┌────────

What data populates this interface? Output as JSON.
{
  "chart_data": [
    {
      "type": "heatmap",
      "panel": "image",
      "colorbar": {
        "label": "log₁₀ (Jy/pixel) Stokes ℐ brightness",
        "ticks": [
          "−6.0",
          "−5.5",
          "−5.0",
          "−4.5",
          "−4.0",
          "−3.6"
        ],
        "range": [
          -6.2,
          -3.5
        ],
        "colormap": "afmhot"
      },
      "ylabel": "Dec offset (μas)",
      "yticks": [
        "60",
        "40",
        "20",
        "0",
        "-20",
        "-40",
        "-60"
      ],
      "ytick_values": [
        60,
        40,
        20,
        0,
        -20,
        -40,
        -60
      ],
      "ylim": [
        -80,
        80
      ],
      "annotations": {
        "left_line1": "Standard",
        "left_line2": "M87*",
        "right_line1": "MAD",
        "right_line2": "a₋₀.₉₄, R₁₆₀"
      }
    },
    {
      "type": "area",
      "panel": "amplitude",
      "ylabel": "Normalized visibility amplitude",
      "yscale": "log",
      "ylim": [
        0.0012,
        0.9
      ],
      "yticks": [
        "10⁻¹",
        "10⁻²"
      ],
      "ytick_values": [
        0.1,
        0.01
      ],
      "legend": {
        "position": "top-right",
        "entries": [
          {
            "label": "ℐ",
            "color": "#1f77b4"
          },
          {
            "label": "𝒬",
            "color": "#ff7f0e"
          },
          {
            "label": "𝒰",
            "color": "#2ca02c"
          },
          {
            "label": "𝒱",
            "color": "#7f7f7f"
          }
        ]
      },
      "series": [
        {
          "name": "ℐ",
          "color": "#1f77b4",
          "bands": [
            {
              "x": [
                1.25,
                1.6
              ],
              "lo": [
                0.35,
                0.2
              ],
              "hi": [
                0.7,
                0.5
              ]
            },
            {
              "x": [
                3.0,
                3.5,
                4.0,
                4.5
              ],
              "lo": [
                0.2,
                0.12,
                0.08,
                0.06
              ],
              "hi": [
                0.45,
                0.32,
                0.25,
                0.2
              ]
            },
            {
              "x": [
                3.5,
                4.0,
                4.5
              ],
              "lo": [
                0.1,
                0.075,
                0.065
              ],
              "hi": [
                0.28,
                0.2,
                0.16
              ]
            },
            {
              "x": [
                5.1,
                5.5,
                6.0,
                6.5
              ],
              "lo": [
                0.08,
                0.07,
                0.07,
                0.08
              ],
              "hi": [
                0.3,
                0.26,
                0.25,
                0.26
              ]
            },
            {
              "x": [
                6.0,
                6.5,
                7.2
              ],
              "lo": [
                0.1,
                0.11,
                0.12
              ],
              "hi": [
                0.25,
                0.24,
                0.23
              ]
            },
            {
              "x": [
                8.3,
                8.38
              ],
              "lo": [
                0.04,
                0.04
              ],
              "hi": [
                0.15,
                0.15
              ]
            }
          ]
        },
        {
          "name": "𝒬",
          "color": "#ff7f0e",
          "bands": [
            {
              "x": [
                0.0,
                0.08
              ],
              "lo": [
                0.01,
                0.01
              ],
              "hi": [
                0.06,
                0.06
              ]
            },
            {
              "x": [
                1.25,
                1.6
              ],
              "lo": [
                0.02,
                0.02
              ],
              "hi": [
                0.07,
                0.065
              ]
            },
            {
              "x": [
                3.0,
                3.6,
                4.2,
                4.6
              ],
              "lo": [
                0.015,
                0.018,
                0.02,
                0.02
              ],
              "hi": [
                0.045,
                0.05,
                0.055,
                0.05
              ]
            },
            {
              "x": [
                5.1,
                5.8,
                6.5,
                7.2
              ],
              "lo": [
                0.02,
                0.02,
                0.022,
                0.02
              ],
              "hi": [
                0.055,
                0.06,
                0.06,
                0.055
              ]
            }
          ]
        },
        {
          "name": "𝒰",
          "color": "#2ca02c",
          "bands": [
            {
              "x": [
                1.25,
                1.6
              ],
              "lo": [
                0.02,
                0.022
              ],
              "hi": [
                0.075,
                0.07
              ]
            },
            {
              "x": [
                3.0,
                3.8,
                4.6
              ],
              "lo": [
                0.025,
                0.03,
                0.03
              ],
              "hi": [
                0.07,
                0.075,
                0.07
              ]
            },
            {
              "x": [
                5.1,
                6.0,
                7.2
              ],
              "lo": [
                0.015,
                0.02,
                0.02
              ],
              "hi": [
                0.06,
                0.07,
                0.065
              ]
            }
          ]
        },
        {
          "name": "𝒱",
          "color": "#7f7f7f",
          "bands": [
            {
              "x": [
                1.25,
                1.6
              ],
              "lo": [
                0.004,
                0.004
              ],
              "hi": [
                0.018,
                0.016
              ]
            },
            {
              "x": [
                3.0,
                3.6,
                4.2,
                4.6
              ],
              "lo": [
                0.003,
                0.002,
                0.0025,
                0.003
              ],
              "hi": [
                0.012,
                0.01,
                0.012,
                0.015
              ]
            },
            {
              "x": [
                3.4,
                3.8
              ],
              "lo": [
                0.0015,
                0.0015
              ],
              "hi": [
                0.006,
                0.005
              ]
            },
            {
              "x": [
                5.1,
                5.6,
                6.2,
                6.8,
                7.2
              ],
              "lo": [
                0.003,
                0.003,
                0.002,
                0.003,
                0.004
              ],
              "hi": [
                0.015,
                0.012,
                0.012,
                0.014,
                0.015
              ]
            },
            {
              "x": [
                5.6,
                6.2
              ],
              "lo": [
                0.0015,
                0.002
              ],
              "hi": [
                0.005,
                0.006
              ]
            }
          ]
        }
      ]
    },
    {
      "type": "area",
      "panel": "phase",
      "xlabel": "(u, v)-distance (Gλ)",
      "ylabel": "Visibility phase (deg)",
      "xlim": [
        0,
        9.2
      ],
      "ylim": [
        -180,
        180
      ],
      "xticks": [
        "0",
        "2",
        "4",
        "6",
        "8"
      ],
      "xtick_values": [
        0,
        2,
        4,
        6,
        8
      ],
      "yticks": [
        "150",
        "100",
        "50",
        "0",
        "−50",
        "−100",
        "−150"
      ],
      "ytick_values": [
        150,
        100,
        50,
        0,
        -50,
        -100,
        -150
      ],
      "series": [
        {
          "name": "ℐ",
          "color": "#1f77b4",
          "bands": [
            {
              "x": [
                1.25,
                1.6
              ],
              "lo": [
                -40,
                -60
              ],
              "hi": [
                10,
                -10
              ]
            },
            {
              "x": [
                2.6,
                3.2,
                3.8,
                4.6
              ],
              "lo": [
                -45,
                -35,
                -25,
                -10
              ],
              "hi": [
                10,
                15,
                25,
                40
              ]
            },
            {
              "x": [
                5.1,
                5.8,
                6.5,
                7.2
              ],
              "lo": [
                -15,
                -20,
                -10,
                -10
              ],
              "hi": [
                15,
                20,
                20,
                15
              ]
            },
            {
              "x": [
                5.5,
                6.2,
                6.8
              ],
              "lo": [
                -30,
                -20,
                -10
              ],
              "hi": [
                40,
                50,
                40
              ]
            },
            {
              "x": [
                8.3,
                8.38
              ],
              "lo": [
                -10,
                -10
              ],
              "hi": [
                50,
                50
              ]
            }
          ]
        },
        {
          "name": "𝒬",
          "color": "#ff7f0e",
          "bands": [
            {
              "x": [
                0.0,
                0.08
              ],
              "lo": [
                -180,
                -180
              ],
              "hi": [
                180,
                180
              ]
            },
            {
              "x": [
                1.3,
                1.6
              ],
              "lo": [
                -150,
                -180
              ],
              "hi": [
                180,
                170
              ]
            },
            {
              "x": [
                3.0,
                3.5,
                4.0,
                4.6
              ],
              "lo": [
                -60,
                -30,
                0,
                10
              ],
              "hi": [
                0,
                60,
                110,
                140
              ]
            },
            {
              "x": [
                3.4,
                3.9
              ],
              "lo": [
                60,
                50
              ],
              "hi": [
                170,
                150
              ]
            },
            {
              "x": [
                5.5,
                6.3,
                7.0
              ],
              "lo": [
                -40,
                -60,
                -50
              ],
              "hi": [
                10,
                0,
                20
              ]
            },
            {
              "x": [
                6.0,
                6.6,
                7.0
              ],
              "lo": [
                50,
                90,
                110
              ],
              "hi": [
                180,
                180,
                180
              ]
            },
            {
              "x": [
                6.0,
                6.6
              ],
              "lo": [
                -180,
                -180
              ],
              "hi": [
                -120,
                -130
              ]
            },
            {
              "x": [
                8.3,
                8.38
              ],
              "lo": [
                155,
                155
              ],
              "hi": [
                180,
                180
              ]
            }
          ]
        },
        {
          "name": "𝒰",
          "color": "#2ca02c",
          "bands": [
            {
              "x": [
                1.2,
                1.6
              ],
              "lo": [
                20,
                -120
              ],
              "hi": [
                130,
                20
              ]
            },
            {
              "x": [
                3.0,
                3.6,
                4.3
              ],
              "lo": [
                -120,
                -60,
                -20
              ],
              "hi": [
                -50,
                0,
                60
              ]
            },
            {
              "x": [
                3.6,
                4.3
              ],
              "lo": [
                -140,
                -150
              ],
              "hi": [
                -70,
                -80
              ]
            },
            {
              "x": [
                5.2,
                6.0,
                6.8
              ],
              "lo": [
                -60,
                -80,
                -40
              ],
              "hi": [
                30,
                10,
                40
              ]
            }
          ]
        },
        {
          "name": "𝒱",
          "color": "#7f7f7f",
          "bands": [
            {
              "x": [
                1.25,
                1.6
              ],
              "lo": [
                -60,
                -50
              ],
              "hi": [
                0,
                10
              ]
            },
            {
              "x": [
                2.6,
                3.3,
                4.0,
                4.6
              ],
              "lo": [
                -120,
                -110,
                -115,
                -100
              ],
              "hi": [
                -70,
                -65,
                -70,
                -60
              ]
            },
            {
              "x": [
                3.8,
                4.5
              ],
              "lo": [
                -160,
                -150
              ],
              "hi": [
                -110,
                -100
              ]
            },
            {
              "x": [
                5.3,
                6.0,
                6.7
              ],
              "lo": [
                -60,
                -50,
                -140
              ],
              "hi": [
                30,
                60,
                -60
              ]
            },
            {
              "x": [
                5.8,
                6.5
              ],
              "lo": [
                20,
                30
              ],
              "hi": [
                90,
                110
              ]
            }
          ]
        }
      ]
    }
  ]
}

└────────

> [What the exercise asks]: Copy each line from the data above that includes "amplitude".

> [Reply to the task]:
      "panel": "amplitude",
      "ylabel": "Normalized visibility amplitude",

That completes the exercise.